Instead of competing with the crowds at America’s most famous parks, visit lesser-known options. Here are 10 sites to visit across the country.

New River Gorge National Park © Rex Vogel, all rights reserved

New River Gorge National Park and Preserve, West Virginia

The New River is the United State’s newest national park but is one of the oldest waterways in the world and the primeval forest gorge it runs through is one of the most breathtaking in the Appalachians. The region is an adventure mecca with world-class white-water runs and challenging single-track trails. Rim and gorge hiking trails offer beautiful views.

Not only is it great for fall foliage but they also have a cool event every year called Bridge Day. Every third Saturday in October (October 15, 2022), Bridge Day brings thousands of spectators to watch BASE jumpers fling themselves off the New River Gorge Bridge. Don’t want to run into those crowds? Skip Bridge Day.

Get more tips for visiting New River Gorge National Park

Canyon de Chelly National Monument © Rex Vogel, all rights reserved

Canyon de Chelly National Monument, Arizona

A comparatively little-known canyon, Canyon de Chelly (pronounced “de shay”) has sandstone walls rising to 1,000 feet, scenic overlooks, well-preserved Anasazi ruins, and an insight into the present-day life of the Navajo who still inhabit and cultivate the valley floor.

People have lived in the canyon for more than 5,000 years making it the longest continuously inhabited area on the Colorado Plateau. Ancient ruins are tucked along its cliffs, as are centuries-old pictographs.

Get more tips for visiting Canyon de Chelly National Monument

Carlsbad Caverns National Park © Rex Vogel, all rights reserved

Carlsbad Cavern National Park, New Mexico

The main attraction of this national park is the show cave—the Carlsbad Cavern (and the Big Room in particular). Unlike most caves around the nation, one does not need a guided tour to explore the cave—visitors can walk on their own through the natural entrance or take an elevator from the visitor center.

#####

**Required task:**
Continue the article on lesser-known national park sites, picking up right after its last sentence.

(Raw records)
#####

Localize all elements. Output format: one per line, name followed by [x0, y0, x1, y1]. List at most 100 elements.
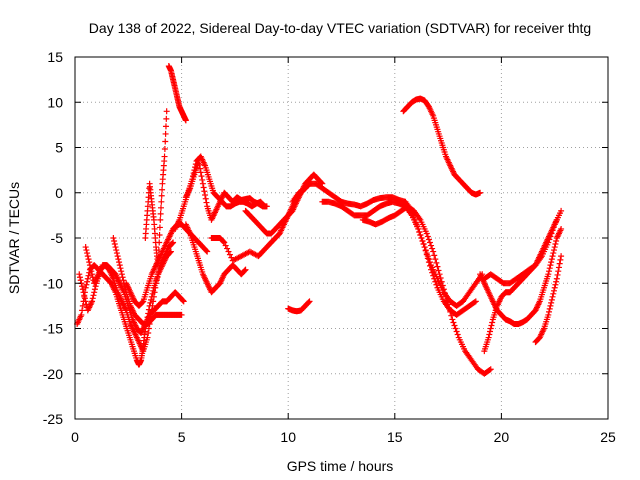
data-point [220, 238, 227, 245]
data-point [447, 308, 454, 315]
data-point [552, 241, 559, 248]
data-point [486, 366, 493, 373]
data-point [199, 176, 206, 183]
data-point [558, 225, 565, 232]
data-point [79, 302, 86, 309]
data-point [550, 247, 557, 254]
data-point [424, 233, 431, 240]
data-point [85, 272, 92, 279]
series-track-16 [359, 203, 494, 377]
data-point [305, 299, 312, 306]
data-point [431, 275, 438, 282]
data-point [551, 284, 558, 291]
data-point [554, 271, 561, 278]
data-point [555, 268, 562, 275]
data-point [433, 281, 440, 288]
data-point [551, 244, 558, 251]
data-point [425, 236, 432, 243]
data-point [162, 123, 169, 130]
data-point [180, 298, 187, 305]
data-point [430, 272, 437, 279]
data-point [226, 251, 233, 258]
data-point [118, 271, 125, 278]
data-point [546, 305, 553, 312]
data-point [144, 334, 151, 341]
data-point [436, 271, 443, 278]
data-point [155, 268, 162, 275]
data-point [432, 278, 439, 285]
data-point [440, 286, 447, 293]
data-point [428, 266, 435, 273]
data-point [202, 195, 209, 202]
data-point [442, 293, 449, 300]
data-point [157, 216, 164, 223]
data-point [548, 296, 555, 303]
data-point [422, 247, 429, 254]
data-point [77, 277, 84, 284]
data-point [170, 239, 177, 246]
data-point [113, 247, 120, 254]
data-point [156, 231, 163, 238]
data-point [83, 281, 90, 288]
data-point [550, 287, 557, 294]
data-point [200, 184, 207, 191]
data-point [87, 265, 94, 272]
data-point [120, 277, 127, 284]
data-point [152, 284, 159, 291]
y-tick-label: -10 [43, 275, 63, 291]
data-point [78, 311, 85, 318]
axis-ticks: 0 5 10 15 20 25 -25 -20 -15 -10 -5 0 5 10 15 [43, 49, 616, 445]
data-point [558, 207, 565, 214]
data-point [153, 280, 160, 287]
data-point [546, 236, 553, 243]
data-point [451, 322, 458, 329]
data-point [546, 268, 553, 275]
data-point [156, 224, 163, 231]
data-point [550, 250, 557, 257]
data-point [201, 188, 208, 195]
data-point [203, 199, 210, 206]
data-point [417, 231, 424, 238]
data-point [202, 192, 209, 199]
data-point [421, 244, 428, 251]
data-point [89, 271, 96, 278]
data-point [79, 283, 86, 290]
data-point [426, 239, 433, 246]
data-point [145, 306, 152, 313]
series-track-04 [110, 235, 185, 327]
data-point [156, 239, 163, 246]
data-point [545, 311, 552, 318]
y-tick-label: 10 [47, 94, 63, 110]
data-point [472, 298, 479, 305]
data-point [157, 204, 164, 211]
series-track-13 [285, 298, 313, 315]
data-point [429, 269, 436, 276]
data-point [423, 230, 430, 237]
data-point [119, 274, 126, 281]
data-point [150, 293, 157, 300]
data-point [145, 330, 152, 337]
data-point [471, 299, 478, 306]
data-point [88, 268, 95, 275]
data-point [548, 256, 555, 263]
data-point [547, 262, 554, 269]
data-point [111, 238, 118, 245]
data-point [90, 292, 97, 299]
data-point [163, 108, 170, 115]
data-point [306, 298, 313, 305]
data-point [112, 244, 119, 251]
data-point [197, 165, 204, 172]
series-track-07 [165, 63, 189, 124]
data-point [118, 268, 125, 275]
data-point [155, 247, 162, 254]
data-point [151, 289, 158, 296]
data-point [420, 241, 427, 248]
data-point [159, 186, 166, 193]
data-point [145, 325, 152, 332]
data-point [91, 286, 98, 293]
data-point [169, 240, 176, 247]
y-tick-label: 5 [55, 140, 63, 156]
data-point [488, 322, 495, 329]
data-point [549, 227, 556, 234]
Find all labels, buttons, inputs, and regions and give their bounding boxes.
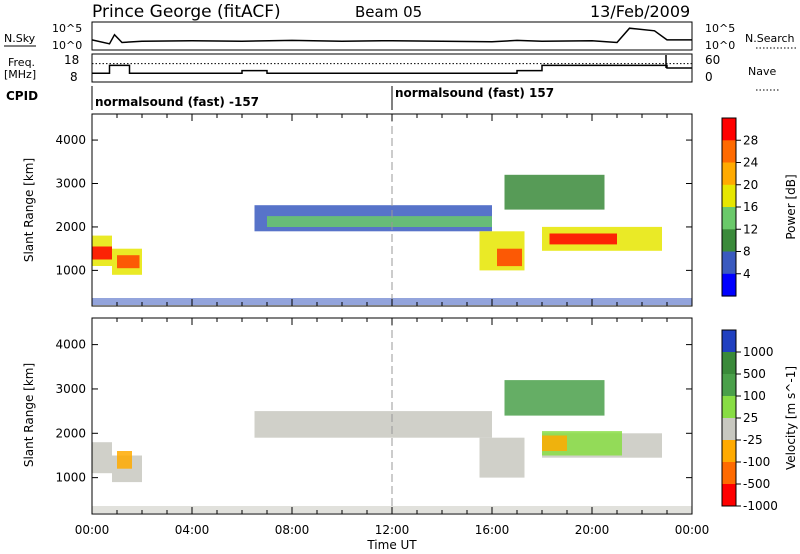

#####

**Written answer:**
Visitors can choose between the steep paved trail making its way down into the cave or the elevator directly down to the Big Room Trail. The 1.25-mile long Natural Entrance Trail is steep (it gains or loses) around 750 feet in elevation. This is equivalent to walking up a 75-story building. It takes about an hour to complete. Once down in the caves, the Big Room Trail is leading to the popular Big Room.

Get more tips for visiting Carlsbad Caverns National Park

Congaree National Park © Rex Vogel, all rights reserved

Congaree National Park, South Carolina

Astonishing biodiversity exists in Congaree National Park, the largest intact expanse of old-growth bottomland hardwood forest remaining in the southeastern United States. Waters from the Congaree and Wateree Rivers sweep through the floodplain, carrying nutrients and sediments that nourish and rejuvenate this ecosystem and support the growth of national and state champion trees.

Get more tips for visiting Congaree National Park

Mesa Verde National Park © Rex Vogel, all rights reserved

Mesa Verde National Park, Colorado

More than 700 years after its inhabitants disappeared, Mesa Verde retains an air of mystery. No one knows for sure why the Ancestral Puebloans left their elaborate cliff dwellings in the 1300s. What remains is a wonderland for adventurers of all sizes who can clamber up ladders to carved-out dwellings, see rock art, and delve into the mysteries of ancient America.

Get more tips for visiting Mesa Verde National Park

Natural Bridges National Monument © Rex Vogel, all rights reserved

Natural Bridges National Monument, Utah

The amazing force of water has cut three spectacular natural bridges in White Canyon at Natural Bridges National Monument located 42 miles west of Blanding or 47 miles north of Mexican Hat. These stunning rock bridges have Hopi Indian names: delicate Owachomo means ‘rock mounds’, massive Kachina means ‘dancer’, while Sipapu, the second largest natural bridge in the state, means ‘place of emergence’. A nine-mile scenic drive overlooks the bridges, canyons, and a touch of history with ancient Puebloan ruins.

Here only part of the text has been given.